Skip to content
Kadyapam edited this page Jun 11, 2026 · 16 revisions

noetl-tools

Shared tool registry for the NoETL Rust runtime. Hosts the concrete Tool implementations the CLI and worker dispatch through, plus the supporting auth resolver, template engine, and result envelope types.

What this crate is

The execution layer of the Rust runtime split:

  • noetl-tools (this crate) — concrete tool implementations. Each tool ships a ToolConfig schema, an async execute() method, and a ToolResult envelope.
  • noetl-executor — shared utilities + types the CLI and worker call into (template rendering, condition evaluation, capability validation, event envelope, tool dispatch bridge).
  • noetl-worker — NATS pull consumer.
  • noetl (cli) — local-mode runner + workspace member for noetl-executor.

-------------------------

# Written tasks
- a) Translate this sentence from the noetl-tools page into Spanish: "Each tool ships a ToolConfig schema, an async execute() method, and a ToolResult envelope."
- b) Continue the noetl-tools page from the last item in its list.

-------------------------

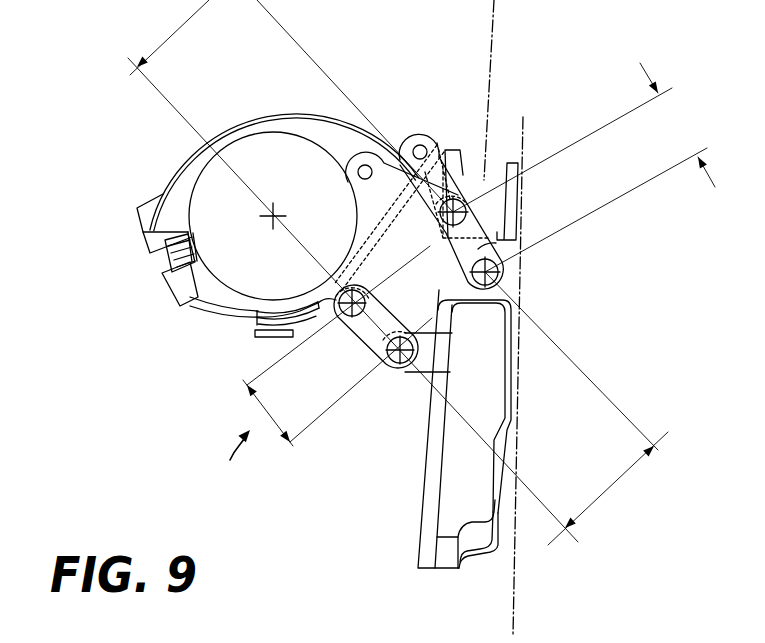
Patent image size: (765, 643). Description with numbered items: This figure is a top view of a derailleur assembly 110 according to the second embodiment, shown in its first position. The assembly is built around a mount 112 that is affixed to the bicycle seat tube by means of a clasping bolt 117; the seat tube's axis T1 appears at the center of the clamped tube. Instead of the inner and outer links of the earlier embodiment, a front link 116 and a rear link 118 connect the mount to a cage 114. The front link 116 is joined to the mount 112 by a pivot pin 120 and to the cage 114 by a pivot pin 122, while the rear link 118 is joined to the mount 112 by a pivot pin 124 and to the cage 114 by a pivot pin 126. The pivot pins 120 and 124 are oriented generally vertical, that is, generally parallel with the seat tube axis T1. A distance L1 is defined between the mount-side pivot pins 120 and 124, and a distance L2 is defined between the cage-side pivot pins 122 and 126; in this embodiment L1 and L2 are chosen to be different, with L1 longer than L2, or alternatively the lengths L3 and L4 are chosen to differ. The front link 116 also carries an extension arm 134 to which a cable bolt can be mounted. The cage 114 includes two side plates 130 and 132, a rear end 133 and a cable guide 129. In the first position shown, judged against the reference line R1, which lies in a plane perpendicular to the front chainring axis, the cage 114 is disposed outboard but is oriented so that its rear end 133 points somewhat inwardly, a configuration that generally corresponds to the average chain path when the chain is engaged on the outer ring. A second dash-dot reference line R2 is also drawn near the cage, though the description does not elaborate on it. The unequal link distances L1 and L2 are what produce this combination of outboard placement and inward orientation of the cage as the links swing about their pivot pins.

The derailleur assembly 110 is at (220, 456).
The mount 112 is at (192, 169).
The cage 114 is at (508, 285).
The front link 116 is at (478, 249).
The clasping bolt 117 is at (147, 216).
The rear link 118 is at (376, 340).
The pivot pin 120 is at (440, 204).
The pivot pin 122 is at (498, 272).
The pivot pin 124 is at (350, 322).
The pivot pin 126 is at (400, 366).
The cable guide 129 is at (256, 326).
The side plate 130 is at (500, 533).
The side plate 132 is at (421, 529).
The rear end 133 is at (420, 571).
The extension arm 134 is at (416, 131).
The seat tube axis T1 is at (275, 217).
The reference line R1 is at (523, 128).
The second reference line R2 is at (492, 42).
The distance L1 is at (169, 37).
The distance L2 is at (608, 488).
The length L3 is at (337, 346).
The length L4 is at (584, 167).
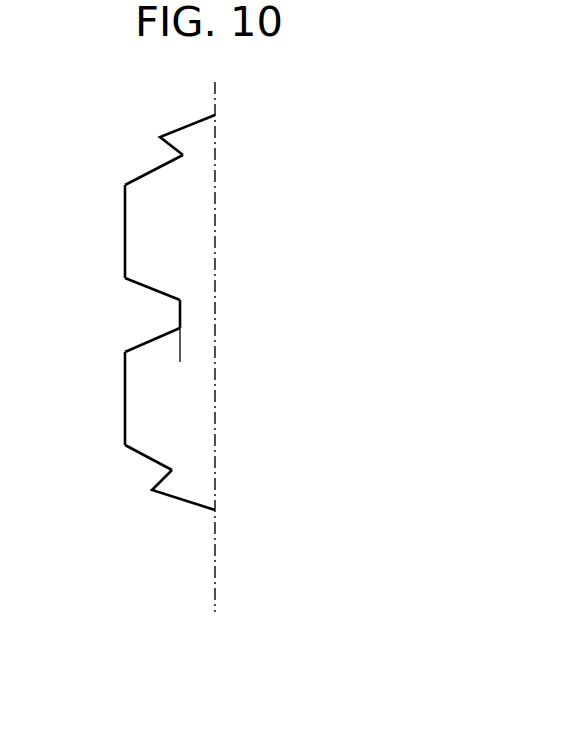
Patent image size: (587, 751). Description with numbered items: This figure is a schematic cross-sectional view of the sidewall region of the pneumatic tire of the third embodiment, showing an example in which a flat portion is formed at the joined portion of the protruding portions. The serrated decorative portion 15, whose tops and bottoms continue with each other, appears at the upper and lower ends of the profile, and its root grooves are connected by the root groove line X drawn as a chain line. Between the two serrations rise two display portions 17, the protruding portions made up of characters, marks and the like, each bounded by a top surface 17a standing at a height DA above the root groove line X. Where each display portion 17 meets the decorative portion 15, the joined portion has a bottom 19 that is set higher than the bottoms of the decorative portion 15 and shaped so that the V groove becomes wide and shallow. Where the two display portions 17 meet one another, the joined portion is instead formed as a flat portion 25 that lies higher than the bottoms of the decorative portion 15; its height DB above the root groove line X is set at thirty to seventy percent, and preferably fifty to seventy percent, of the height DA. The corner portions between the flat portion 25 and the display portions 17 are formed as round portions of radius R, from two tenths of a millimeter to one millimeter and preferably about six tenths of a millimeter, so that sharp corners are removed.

-------------------------

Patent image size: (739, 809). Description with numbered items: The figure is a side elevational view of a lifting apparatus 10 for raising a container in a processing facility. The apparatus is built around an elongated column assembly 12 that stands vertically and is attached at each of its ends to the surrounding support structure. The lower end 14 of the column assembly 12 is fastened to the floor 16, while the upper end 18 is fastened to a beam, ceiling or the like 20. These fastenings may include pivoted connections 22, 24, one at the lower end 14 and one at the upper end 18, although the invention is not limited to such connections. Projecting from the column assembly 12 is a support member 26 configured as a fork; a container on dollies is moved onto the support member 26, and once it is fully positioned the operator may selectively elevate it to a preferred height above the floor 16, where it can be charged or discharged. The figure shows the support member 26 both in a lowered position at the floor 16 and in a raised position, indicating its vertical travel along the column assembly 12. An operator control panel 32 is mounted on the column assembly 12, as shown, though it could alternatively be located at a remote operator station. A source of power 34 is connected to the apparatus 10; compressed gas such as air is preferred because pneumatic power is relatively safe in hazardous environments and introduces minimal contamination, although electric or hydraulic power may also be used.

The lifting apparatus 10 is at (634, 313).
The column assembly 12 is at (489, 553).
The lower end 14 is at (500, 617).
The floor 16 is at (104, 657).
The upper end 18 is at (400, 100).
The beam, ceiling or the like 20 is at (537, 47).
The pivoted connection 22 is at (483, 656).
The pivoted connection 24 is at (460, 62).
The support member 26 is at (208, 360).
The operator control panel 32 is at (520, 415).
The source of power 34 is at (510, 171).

-------------------------

# Responses by task
- a) Cada herramienta incluye un esquema ToolConfig, un método asíncrono execute() y un envoltorio ToolResult.

- b)
The CLI and worker both depend on noetl-tools directly (alongside noetl-executor). The dispatch flow:

noetl CLI's tree walker      worker's NATS pull loop
        │                            │
        └─── noetl-executor ─────────┘
                  │
                  └─── noetl-tools::ToolRegistry
                              │
                              ├── RhaiTool         ┐
                              ├── ShellTool        │
                              ├── HttpTool         │
                              ├── DuckdbTool       ├── concrete tool kinds
                              ├── PostgresTool     │
                              ├── SnowflakeTool    │
                              ├── TransferTool     │
                              ├── PythonTool       │
                              └── ScriptTool       ┘

Tool kinds

Tool Source Purpose
RhaiTool tools::rhai Embedded Rhai scripting; HTTP helpers, sleep, get_gcp_token, log/print/parse_json.
ShellTool tools::shell Spawn shell commands; capture stdout/stderr/exit_code.
HttpTool tools::http Direct reqwest calls; JSON / form / binary bodies; GCP ADC bearer auth.
DuckdbTool tools::duckdb In-process DuckDB query execution; SELECT returns {columns, rows, row_count}; non-SELECT returns {affected_rows}.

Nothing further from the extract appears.